> _Material shown_
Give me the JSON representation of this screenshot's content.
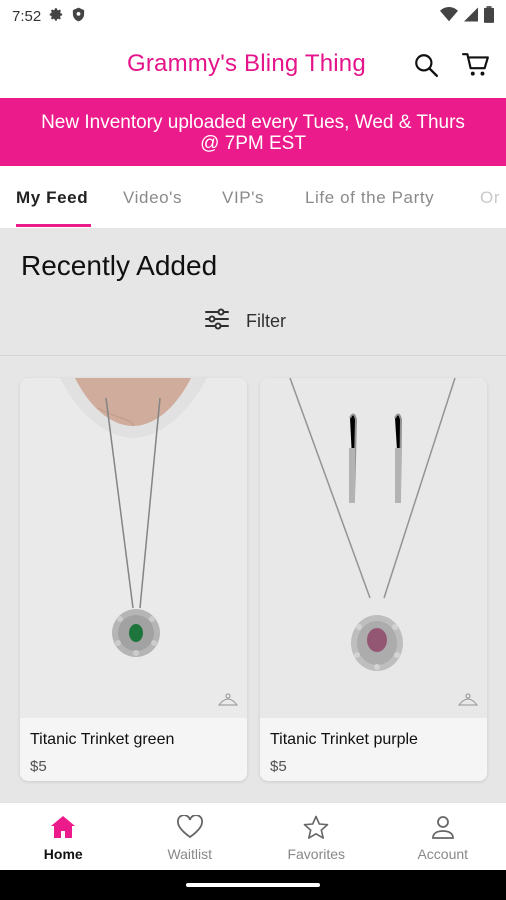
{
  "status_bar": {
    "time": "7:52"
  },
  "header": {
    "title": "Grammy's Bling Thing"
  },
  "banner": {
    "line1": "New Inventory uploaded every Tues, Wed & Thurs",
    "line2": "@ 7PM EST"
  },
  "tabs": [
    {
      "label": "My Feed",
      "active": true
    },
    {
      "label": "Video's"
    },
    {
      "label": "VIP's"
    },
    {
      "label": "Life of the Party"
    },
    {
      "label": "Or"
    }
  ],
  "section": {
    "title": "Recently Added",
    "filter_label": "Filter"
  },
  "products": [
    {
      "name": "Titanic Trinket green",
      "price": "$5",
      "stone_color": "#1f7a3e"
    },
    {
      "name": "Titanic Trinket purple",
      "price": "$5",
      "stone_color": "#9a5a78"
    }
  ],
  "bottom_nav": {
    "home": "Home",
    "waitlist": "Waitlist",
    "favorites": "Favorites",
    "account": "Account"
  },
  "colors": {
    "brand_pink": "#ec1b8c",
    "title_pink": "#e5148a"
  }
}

> _Stated problem_
Return each full line of the entries that contains the word "Trinket".

> _Finished exercise_
      "name": "Titanic Trinket green",
      "name": "Titanic Trinket purple",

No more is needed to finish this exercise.